» **Data in this exercise**:

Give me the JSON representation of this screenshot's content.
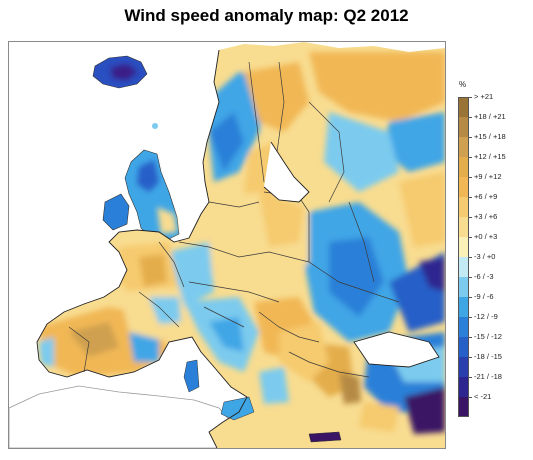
{
  "title": "Wind speed anomaly map: Q2 2012",
  "legend": {
    "unit": "%",
    "classes": [
      {
        "label": "> +21",
        "color": "#9a7436"
      },
      {
        "label": "+18 / +21",
        "color": "#b58a45"
      },
      {
        "label": "+15 / +18",
        "color": "#cfa050"
      },
      {
        "label": "+12 / +15",
        "color": "#e4ad4c"
      },
      {
        "label": "+9 / +12",
        "color": "#f1b755"
      },
      {
        "label": "+6 / +9",
        "color": "#f6ca6e"
      },
      {
        "label": "+3 / +6",
        "color": "#f8dc90"
      },
      {
        "label": "+0 / +3",
        "color": "#faf0b8"
      },
      {
        "label": "-3 / +0",
        "color": "#c3e9f4"
      },
      {
        "label": "-6 / -3",
        "color": "#7ccbee"
      },
      {
        "label": "-9 / -6",
        "color": "#3fa6e6"
      },
      {
        "label": "-12 / -9",
        "color": "#2a80d8"
      },
      {
        "label": "-15 / -12",
        "color": "#255fc8"
      },
      {
        "label": "-18 / -15",
        "color": "#2a3fae"
      },
      {
        "label": "-21 / -18",
        "color": "#2d2690"
      },
      {
        "label": "< -21",
        "color": "#3a1565"
      }
    ]
  }
}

» **Exercise directions**:
The entries above should be reproduced exactly, without their pictures.

» **Written solution**:
Give me the JSON representation of this screenshot's content.
{
  "title": "Wind speed anomaly map: Q2 2012",
  "legend": {
    "unit": "%",
    "classes": [
      {
        "label": "> +21",
        "color": "#9a7436"
      },
      {
        "label": "+18 / +21",
        "color": "#b58a45"
      },
      {
        "label": "+15 / +18",
        "color": "#cfa050"
      },
      {
        "label": "+12 / +15",
        "color": "#e4ad4c"
      },
      {
        "label": "+9 / +12",
        "color": "#f1b755"
      },
      {
        "label": "+6 / +9",
        "color": "#f6ca6e"
      },
      {
        "label": "+3 / +6",
        "color": "#f8dc90"
      },
      {
        "label": "+0 / +3",
        "color": "#faf0b8"
      },
      {
        "label": "-3 / +0",
        "color": "#c3e9f4"
      },
      {
        "label": "-6 / -3",
        "color": "#7ccbee"
      },
      {
        "label": "-9 / -6",
        "color": "#3fa6e6"
      },
      {
        "label": "-12 / -9",
        "color": "#2a80d8"
      },
      {
        "label": "-15 / -12",
        "color": "#255fc8"
      },
      {
        "label": "-18 / -15",
        "color": "#2a3fae"
      },
      {
        "label": "-21 / -18",
        "color": "#2d2690"
      },
      {
        "label": "< -21",
        "color": "#3a1565"
      }
    ]
  }
}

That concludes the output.